■ Problem to solve: Track down each line that has the word "Ziel" and copy it.

[start of Given data]

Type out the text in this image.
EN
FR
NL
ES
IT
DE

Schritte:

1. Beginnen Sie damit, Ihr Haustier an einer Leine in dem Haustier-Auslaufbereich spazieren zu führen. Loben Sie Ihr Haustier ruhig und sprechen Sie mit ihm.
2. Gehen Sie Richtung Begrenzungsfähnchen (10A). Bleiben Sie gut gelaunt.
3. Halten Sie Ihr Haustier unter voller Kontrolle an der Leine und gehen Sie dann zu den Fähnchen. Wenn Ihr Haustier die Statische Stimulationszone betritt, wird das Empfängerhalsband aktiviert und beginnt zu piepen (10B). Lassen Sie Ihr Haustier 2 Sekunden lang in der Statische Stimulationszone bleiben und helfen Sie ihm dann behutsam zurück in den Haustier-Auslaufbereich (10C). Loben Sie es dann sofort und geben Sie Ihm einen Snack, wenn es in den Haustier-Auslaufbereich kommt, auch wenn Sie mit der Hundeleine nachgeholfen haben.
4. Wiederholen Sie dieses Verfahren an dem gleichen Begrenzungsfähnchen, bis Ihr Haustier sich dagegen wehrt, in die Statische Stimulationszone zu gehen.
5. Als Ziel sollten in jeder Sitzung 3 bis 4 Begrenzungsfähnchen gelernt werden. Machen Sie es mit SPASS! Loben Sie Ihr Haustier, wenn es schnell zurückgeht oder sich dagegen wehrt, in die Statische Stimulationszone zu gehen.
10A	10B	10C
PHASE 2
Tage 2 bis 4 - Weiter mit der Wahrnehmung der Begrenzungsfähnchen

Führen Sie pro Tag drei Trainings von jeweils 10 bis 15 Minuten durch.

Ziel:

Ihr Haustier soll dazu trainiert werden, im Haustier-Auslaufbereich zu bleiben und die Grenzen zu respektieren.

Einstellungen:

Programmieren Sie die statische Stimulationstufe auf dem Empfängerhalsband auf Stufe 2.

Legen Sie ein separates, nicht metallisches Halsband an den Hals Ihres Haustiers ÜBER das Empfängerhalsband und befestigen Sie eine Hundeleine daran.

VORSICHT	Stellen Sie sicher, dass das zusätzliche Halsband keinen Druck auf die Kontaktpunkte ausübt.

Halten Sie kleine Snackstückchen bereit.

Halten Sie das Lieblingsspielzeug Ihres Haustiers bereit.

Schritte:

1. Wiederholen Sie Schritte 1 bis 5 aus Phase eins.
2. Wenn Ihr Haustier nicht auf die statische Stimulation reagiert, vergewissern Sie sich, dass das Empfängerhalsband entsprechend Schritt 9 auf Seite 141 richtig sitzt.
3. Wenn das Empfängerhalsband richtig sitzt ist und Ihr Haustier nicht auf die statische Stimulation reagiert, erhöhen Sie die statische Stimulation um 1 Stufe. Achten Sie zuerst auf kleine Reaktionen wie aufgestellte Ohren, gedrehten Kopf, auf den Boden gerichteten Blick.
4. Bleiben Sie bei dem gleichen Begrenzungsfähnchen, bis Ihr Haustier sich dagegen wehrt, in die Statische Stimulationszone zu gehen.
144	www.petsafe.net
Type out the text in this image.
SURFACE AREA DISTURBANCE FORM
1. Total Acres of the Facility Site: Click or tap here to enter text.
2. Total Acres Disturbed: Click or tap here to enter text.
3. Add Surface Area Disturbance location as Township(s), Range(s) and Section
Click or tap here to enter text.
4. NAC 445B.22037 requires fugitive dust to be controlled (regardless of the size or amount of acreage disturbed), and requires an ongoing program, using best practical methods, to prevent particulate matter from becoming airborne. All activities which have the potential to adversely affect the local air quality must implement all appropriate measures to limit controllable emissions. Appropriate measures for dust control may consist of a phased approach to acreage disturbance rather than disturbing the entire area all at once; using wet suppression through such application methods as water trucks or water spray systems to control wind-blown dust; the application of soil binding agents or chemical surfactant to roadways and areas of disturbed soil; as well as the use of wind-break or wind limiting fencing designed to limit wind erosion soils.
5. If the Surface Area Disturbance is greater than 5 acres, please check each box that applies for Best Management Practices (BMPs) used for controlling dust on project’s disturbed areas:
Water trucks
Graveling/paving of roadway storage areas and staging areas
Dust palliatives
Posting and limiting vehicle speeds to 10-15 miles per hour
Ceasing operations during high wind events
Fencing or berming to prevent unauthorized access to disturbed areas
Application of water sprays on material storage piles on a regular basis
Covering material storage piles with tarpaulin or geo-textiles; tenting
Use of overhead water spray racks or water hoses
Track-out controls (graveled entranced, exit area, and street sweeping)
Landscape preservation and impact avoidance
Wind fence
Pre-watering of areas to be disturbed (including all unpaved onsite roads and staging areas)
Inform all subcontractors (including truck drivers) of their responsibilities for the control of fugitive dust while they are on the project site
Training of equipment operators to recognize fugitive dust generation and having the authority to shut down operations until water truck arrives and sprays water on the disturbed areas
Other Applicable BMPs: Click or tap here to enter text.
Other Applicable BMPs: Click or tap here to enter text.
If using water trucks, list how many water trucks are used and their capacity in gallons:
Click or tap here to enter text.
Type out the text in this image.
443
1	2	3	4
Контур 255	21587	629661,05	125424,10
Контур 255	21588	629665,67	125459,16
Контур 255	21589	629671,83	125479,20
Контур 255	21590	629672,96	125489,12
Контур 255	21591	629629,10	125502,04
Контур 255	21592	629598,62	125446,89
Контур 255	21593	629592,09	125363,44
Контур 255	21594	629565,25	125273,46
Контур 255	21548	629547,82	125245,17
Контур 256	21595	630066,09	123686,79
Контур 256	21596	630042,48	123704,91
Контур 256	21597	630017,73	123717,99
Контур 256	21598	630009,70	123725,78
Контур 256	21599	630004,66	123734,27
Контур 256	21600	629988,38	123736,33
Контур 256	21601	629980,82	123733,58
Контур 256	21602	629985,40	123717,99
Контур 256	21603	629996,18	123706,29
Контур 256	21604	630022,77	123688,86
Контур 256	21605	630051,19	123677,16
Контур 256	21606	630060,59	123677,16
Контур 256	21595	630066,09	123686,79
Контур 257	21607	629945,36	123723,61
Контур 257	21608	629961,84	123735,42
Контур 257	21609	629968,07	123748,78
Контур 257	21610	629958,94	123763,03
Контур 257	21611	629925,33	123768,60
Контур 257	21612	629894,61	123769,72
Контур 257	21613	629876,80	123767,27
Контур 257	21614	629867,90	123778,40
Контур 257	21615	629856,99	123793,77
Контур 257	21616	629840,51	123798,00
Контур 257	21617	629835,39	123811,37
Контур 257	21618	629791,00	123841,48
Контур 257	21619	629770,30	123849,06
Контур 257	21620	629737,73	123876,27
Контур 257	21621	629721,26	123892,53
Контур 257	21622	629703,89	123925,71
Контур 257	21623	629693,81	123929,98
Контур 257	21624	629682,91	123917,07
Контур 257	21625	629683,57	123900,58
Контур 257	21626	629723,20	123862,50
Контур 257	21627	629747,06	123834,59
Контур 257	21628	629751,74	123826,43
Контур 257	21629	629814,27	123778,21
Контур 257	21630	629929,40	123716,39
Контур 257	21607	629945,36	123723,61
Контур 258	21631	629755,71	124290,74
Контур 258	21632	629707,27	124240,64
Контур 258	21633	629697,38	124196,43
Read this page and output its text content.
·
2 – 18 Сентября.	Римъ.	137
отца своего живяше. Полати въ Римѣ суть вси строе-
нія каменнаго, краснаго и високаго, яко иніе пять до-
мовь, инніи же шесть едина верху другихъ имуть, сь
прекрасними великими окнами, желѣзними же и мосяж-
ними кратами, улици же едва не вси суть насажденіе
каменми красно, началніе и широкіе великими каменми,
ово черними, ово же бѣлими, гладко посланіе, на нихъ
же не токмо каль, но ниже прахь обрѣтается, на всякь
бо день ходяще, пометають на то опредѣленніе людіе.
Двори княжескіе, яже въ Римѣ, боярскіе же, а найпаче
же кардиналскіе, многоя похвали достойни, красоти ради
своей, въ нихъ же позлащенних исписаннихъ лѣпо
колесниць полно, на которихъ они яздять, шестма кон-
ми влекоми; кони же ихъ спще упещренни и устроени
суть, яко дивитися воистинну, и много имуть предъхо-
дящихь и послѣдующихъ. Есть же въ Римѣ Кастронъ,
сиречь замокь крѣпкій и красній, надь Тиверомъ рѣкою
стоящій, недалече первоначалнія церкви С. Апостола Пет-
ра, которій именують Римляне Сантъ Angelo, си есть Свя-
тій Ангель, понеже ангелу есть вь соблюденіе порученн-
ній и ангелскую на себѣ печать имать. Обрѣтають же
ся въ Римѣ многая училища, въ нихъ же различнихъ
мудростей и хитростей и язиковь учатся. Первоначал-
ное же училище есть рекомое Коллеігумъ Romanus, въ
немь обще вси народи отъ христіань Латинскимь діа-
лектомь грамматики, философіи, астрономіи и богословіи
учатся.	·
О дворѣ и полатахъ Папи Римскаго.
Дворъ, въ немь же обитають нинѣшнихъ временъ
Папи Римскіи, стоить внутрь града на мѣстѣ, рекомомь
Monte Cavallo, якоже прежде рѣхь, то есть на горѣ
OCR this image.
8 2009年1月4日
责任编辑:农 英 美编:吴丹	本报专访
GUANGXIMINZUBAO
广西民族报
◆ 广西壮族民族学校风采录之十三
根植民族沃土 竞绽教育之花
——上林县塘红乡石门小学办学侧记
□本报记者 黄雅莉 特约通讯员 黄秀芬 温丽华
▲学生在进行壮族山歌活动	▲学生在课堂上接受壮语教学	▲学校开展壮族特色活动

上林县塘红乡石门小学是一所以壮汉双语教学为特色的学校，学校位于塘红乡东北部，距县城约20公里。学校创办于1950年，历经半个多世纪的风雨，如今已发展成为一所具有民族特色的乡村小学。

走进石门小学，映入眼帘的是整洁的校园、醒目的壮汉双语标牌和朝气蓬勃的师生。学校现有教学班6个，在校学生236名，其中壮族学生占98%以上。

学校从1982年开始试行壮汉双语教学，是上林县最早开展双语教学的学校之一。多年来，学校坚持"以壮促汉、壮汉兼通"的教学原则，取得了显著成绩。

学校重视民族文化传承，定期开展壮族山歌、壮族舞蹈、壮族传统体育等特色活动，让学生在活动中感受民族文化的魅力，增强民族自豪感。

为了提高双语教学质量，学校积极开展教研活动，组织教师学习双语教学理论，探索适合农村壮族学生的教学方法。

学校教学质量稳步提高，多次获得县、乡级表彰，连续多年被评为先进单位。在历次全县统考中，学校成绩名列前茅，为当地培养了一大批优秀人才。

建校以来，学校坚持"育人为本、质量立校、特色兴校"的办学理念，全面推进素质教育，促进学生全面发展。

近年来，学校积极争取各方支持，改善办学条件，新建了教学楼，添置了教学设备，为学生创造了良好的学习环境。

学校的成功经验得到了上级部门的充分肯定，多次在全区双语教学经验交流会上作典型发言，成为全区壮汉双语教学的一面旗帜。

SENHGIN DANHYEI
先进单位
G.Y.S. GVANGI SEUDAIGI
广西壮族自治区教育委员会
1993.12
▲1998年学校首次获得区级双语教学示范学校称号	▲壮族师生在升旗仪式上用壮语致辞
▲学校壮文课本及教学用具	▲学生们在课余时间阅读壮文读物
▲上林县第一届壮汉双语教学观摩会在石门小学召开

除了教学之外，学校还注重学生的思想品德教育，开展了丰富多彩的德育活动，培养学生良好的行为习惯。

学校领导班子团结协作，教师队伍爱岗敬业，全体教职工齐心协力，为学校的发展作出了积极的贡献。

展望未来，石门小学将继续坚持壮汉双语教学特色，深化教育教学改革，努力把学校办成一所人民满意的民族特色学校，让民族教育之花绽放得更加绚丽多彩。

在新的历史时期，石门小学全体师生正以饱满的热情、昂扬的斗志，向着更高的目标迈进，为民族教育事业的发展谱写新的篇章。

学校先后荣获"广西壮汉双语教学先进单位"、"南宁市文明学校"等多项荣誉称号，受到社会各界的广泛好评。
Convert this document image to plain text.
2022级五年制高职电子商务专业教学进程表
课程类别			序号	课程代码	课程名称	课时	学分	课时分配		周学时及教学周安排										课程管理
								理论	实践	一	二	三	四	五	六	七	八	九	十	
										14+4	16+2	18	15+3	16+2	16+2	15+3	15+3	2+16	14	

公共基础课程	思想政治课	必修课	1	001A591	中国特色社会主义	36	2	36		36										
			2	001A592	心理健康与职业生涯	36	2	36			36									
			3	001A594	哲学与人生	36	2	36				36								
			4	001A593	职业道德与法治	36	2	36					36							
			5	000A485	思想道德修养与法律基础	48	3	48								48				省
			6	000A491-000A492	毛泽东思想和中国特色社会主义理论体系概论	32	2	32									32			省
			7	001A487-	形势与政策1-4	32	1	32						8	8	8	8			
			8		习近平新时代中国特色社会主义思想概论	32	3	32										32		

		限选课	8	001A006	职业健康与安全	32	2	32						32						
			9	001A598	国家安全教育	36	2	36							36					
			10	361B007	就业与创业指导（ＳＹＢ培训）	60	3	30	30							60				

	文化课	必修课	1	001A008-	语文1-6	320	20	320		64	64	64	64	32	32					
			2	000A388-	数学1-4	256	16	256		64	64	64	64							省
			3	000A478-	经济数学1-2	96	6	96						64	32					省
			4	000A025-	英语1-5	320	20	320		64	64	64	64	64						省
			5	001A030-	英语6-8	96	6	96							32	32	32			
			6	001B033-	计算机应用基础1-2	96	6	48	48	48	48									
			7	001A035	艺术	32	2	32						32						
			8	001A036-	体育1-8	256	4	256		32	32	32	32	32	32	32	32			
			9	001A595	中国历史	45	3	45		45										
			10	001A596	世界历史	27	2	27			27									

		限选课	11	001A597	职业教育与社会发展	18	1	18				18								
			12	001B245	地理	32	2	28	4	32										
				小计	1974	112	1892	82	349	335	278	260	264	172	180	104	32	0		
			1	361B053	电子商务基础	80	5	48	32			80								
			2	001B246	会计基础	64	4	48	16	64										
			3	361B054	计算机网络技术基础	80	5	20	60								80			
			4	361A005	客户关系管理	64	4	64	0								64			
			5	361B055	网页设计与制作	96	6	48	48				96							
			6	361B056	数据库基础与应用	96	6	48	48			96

[end of Given data]

■ Response below:
5. Als Ziel sollten in jeder Sitzung 3 bis 4 Begrenzungsfähnchen gelernt werden. Machen Sie es mit SPASS! Loben Sie Ihr Haustier, wenn es schnell zurückgeht oder sich dagegen wehrt, in die Statische Stimulationszone zu gehen.
Ziel:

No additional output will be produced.